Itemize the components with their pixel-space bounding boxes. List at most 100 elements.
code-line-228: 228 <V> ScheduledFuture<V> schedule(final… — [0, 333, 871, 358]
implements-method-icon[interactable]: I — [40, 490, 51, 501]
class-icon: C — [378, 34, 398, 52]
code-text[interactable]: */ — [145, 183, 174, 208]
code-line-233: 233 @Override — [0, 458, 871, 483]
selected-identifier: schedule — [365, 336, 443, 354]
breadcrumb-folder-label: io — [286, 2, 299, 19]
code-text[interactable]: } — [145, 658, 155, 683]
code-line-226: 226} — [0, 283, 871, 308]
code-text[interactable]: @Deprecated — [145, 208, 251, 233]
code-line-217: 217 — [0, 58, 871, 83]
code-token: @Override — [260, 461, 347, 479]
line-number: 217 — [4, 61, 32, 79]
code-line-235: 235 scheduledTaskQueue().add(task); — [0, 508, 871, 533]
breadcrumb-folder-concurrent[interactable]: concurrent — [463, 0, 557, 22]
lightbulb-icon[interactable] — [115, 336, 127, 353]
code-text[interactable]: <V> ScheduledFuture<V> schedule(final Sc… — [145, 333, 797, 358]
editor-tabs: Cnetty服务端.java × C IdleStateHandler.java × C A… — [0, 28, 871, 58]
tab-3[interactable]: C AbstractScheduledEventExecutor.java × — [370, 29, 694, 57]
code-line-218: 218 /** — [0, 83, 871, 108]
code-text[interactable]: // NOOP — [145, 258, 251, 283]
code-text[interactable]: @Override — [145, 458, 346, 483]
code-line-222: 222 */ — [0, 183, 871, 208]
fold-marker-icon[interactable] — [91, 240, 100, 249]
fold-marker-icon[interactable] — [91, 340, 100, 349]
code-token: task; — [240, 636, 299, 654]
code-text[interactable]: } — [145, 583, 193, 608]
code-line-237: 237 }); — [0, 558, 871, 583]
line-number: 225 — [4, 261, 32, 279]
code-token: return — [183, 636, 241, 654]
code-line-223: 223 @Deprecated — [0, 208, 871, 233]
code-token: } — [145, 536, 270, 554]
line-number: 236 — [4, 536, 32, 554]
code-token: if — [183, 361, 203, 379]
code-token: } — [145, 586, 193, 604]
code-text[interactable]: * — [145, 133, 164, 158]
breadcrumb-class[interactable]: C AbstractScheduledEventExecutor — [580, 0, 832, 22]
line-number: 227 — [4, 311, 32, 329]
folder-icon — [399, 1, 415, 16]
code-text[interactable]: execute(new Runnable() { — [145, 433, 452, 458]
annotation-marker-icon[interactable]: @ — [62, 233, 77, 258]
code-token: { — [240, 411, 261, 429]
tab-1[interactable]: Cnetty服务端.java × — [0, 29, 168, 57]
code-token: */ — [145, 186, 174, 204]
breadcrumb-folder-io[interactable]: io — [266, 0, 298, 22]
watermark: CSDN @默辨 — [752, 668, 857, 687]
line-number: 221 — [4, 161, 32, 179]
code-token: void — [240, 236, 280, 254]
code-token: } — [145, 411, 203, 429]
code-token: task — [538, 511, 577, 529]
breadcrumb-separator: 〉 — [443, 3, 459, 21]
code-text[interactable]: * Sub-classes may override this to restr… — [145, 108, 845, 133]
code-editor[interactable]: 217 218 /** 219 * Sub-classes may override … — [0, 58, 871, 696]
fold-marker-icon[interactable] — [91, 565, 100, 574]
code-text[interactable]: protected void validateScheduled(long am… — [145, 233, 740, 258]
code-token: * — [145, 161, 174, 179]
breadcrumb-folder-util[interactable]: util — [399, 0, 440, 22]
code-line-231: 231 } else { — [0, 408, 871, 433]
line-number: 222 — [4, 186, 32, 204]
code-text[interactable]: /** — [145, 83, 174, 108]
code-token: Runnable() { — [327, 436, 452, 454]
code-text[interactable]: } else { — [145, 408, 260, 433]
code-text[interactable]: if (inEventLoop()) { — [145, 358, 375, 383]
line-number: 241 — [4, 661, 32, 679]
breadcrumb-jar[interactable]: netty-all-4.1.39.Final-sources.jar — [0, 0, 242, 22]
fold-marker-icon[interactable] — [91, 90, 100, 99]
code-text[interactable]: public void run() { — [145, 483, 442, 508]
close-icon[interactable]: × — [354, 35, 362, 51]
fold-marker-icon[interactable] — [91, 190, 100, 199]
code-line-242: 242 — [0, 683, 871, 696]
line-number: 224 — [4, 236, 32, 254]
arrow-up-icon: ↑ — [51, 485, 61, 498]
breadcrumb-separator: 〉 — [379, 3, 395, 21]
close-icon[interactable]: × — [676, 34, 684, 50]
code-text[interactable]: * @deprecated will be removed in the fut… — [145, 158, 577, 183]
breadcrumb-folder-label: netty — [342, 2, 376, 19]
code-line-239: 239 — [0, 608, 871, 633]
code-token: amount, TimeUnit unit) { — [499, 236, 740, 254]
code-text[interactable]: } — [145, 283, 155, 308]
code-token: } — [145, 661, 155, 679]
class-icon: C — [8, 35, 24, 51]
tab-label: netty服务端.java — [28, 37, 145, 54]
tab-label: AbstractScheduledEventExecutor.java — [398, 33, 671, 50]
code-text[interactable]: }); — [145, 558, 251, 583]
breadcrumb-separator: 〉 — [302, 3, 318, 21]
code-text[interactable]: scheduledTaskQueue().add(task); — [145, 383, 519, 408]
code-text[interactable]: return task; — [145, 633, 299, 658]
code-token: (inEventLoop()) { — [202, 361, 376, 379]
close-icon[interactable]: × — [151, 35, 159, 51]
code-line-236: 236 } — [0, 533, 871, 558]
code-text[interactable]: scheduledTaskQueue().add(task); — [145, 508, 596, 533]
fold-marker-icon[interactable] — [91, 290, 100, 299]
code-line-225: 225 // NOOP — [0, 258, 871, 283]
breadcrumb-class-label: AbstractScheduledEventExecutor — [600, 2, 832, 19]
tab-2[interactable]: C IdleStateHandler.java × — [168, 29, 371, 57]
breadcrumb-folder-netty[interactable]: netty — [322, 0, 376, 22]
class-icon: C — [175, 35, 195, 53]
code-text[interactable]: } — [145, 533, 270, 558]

- [CHALLENGE] Can you repeat the items above with every "scheduledTaskQueue" swapped for "delayedTaskQueue" and nothing else altered?

- [RESULT OF THE TASK]
Itemize the components with their pixel-space bounding boxes. List at most 100 elements.
code-line-228: 228 <V> ScheduledFuture<V> schedule(final… — [0, 333, 871, 358]
implements-method-icon[interactable]: I — [40, 490, 51, 501]
class-icon: C — [378, 34, 398, 52]
code-text[interactable]: */ — [145, 183, 174, 208]
code-line-233: 233 @Override — [0, 458, 871, 483]
selected-identifier: schedule — [365, 336, 443, 354]
breadcrumb-folder-label: io — [286, 2, 299, 19]
code-text[interactable]: } — [145, 658, 155, 683]
code-line-226: 226} — [0, 283, 871, 308]
code-text[interactable]: @Deprecated — [145, 208, 251, 233]
code-line-217: 217 — [0, 58, 871, 83]
code-token: @Override — [260, 461, 347, 479]
line-number: 217 — [4, 61, 32, 79]
code-line-235: 235 delayedTaskQueue().add(task); — [0, 508, 871, 533]
breadcrumb-folder-concurrent[interactable]: concurrent — [463, 0, 557, 22]
lightbulb-icon[interactable] — [115, 336, 127, 353]
code-text[interactable]: <V> ScheduledFuture<V> schedule(final Sc… — [145, 333, 797, 358]
editor-tabs: Cnetty服务端.java × C IdleStateHandler.java × C A… — [0, 28, 871, 58]
tab-3[interactable]: C AbstractScheduledEventExecutor.java × — [370, 29, 694, 57]
code-line-218: 218 /** — [0, 83, 871, 108]
code-text[interactable]: // NOOP — [145, 258, 251, 283]
code-text[interactable]: @Override — [145, 458, 346, 483]
code-line-222: 222 */ — [0, 183, 871, 208]
fold-marker-icon[interactable] — [91, 240, 100, 249]
fold-marker-icon[interactable] — [91, 340, 100, 349]
code-token: task; — [240, 636, 299, 654]
code-text[interactable]: } — [145, 583, 193, 608]
code-line-237: 237 }); — [0, 558, 871, 583]
line-number: 225 — [4, 261, 32, 279]
code-token: return — [183, 636, 241, 654]
code-line-223: 223 @Deprecated — [0, 208, 871, 233]
code-token: } — [145, 536, 270, 554]
line-number: 236 — [4, 536, 32, 554]
code-token: if — [183, 361, 203, 379]
code-token: } — [145, 586, 193, 604]
code-text[interactable]: * — [145, 133, 164, 158]
breadcrumb-class[interactable]: C AbstractScheduledEventExecutor — [580, 0, 832, 22]
line-number: 227 — [4, 311, 32, 329]
folder-icon — [399, 1, 415, 16]
code-text[interactable]: execute(new Runnable() { — [145, 433, 452, 458]
annotation-marker-icon[interactable]: @ — [62, 233, 77, 258]
code-token: { — [240, 411, 261, 429]
tab-1[interactable]: Cnetty服务端.java × — [0, 29, 168, 57]
code-token: */ — [145, 186, 174, 204]
breadcrumb-folder-io[interactable]: io — [266, 0, 298, 22]
watermark: CSDN @默辨 — [752, 668, 857, 687]
line-number: 221 — [4, 161, 32, 179]
code-token: void — [240, 236, 280, 254]
code-token: } — [145, 411, 203, 429]
code-token: task — [538, 511, 577, 529]
breadcrumb-separator: 〉 — [443, 3, 459, 21]
code-text[interactable]: * Sub-classes may override this to restr… — [145, 108, 845, 133]
code-editor[interactable]: 217 218 /** 219 * Sub-classes may override … — [0, 58, 871, 696]
fold-marker-icon[interactable] — [91, 565, 100, 574]
code-text[interactable]: protected void validateScheduled(long am… — [145, 233, 740, 258]
code-token: * — [145, 161, 174, 179]
breadcrumb-folder-util[interactable]: util — [399, 0, 440, 22]
code-line-231: 231 } else { — [0, 408, 871, 433]
line-number: 222 — [4, 186, 32, 204]
code-text[interactable]: /** — [145, 83, 174, 108]
code-token: Runnable() { — [327, 436, 452, 454]
code-text[interactable]: } else { — [145, 408, 260, 433]
code-text[interactable]: if (inEventLoop()) { — [145, 358, 375, 383]
line-number: 241 — [4, 661, 32, 679]
breadcrumb-jar[interactable]: netty-all-4.1.39.Final-sources.jar — [0, 0, 242, 22]
fold-marker-icon[interactable] — [91, 90, 100, 99]
code-text[interactable]: public void run() { — [145, 483, 442, 508]
close-icon[interactable]: × — [354, 35, 362, 51]
fold-marker-icon[interactable] — [91, 190, 100, 199]
code-line-242: 242 — [0, 683, 871, 696]
line-number: 224 — [4, 236, 32, 254]
arrow-up-icon: ↑ — [51, 485, 61, 498]
breadcrumb-separator: 〉 — [379, 3, 395, 21]
close-icon[interactable]: × — [676, 34, 684, 50]
code-text[interactable]: * @deprecated will be removed in the fut… — [145, 158, 577, 183]
breadcrumb-folder-label: netty — [342, 2, 376, 19]
code-line-239: 239 — [0, 608, 871, 633]
code-token: amount, TimeUnit unit) { — [499, 236, 740, 254]
code-text[interactable]: } — [145, 283, 155, 308]
code-token: } — [145, 661, 155, 679]
class-icon: C — [8, 35, 24, 51]
tab-label: netty服务端.java — [28, 37, 145, 54]
tab-label: AbstractScheduledEventExecutor.java — [398, 33, 671, 50]
code-text[interactable]: }); — [145, 558, 251, 583]
breadcrumb-separator: 〉 — [302, 3, 318, 21]
code-text[interactable]: delayedTaskQueue().add(task); — [145, 383, 519, 408]
code-text[interactable]: return task; — [145, 633, 299, 658]
code-token: (inEventLoop()) { — [202, 361, 376, 379]
close-icon[interactable]: × — [151, 35, 159, 51]
code-line-236: 236 } — [0, 533, 871, 558]
code-text[interactable]: delayedTaskQueue().add(task); — [145, 508, 596, 533]
fold-marker-icon[interactable] — [91, 290, 100, 299]
code-line-225: 225 // NOOP — [0, 258, 871, 283]
breadcrumb-class-label: AbstractScheduledEventExecutor — [600, 2, 832, 19]
tab-2[interactable]: C IdleStateHandler.java × — [168, 29, 371, 57]
breadcrumb-folder-netty[interactable]: netty — [322, 0, 376, 22]
class-icon: C — [175, 35, 195, 53]
code-text[interactable]: } — [145, 533, 270, 558]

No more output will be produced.